→ **EXERCISE**: Which lines have the string "初中物理在线"? Copy all of them from the entries below.

→ **THE DATA**:

+--

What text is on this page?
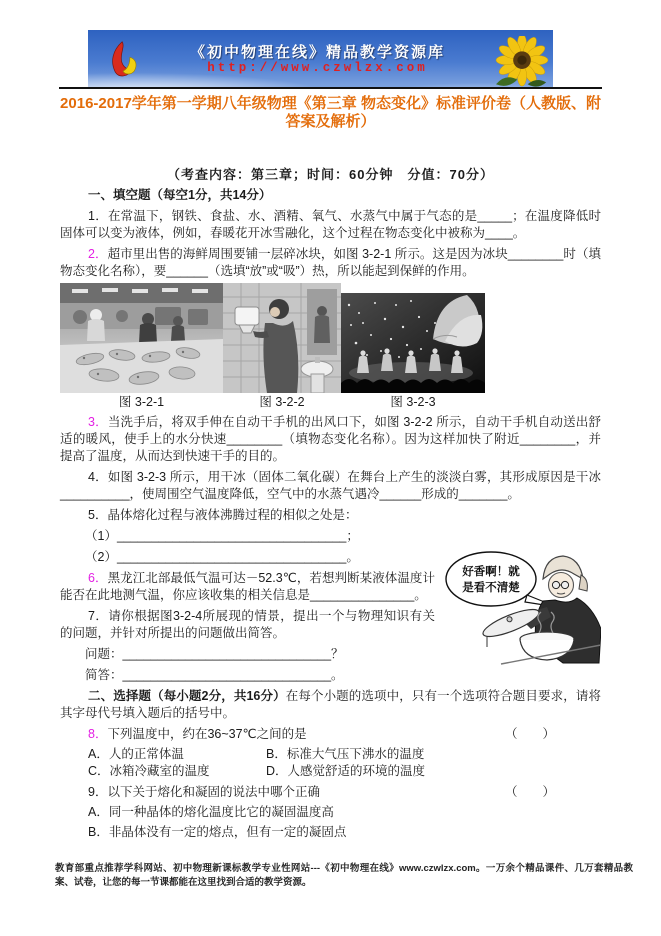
《初中物理在线》精品教学资源库
http://www.czwlzx.com
2016-2017学年第一学期八年级物理《第三章 物态变化》标准评价卷（人教版、附答案及解析）

（考查内容：第三章；时间：60分钟　分值：70分）

一、填空题（每空1分，共14分）

1．在常温下，钢铁、食盐、水、酒精、氧气、水蒸气中属于气态的是_____；在温度降低时固体可以变为液体，例如，春暖花开冰雪融化，这个过程在物态变化中被称为____。

2．超市里出售的海鲜周围要铺一层碎冰块，如图 3-2-1 所示。这是因为冰块________时（填物态变化名称），要______（选填“放”或“吸”）热，所以能起到保鲜的作用。

图 3-2-1	图 3-2-2	图 3-2-3

3．当洗手后，将双手伸在自动干手机的出风口下，如图 3-2-2 所示，自动干手机自动送出舒适的暖风，使手上的水分快速________（填物态变化名称）。因为这样加快了附近________，并提高了温度，从而达到快速干手的目的。

4．如图 3-2-3 所示，用干冰（固体二氧化碳）在舞台上产生的淡淡白雾，其形成原因是干冰__________，使周围空气温度降低，空气中的水蒸气遇冷______形成的_______。

5．晶体熔化过程与液体沸腾过程的相似之处是：

（1）_________________________________；

好香啊！就
是看不清楚

（2）_________________________________。

6．黑龙江北部最低气温可达－52.3℃，若想判断某液体温度计能否在此地测气温，你应该收集的相关信息是_______________。

7．请你根据图3-2-4所展现的情景，提出一个与物理知识有关的问题，并针对所提出的问题做出简答。

问题：______________________________？

简答：______________________________。

二、选择题（每小题2分，共16分）在每个小题的选项中，只有一个选项符合题目要求，请将其字母代号填入题后的括号中。

8． 下列温度中，约在36~37℃之间的是	（　　）

A．人的正常体温	B．标准大气压下沸水的温度
C．冰箱冷藏室的温度	D．人感觉舒适的环境的温度

9． 以下关于熔化和凝固的说法中哪个正确	（　　）

A．同一种晶体的熔化温度比它的凝固温度高
B．非晶体没有一定的熔点，但有一定的凝固点
教育部重点推荐学科网站、初中物理新课标教学专业性网站---《初中物理在线》www.czwlzx.com。一万余个精品课件、几万套精品教案、试卷，让您的每一节课都能在这里找到合适的教学资源。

+--

→ **ANSWER IN FULL**:
《初中物理在线》精品教学资源库
教育部重点推荐学科网站、初中物理新课标教学专业性网站---《初中物理在线》www.czwlzx.com。一万余个精品课件、几万套精品教案、试卷，让您的每一节课都能在这里找到合适的教学资源。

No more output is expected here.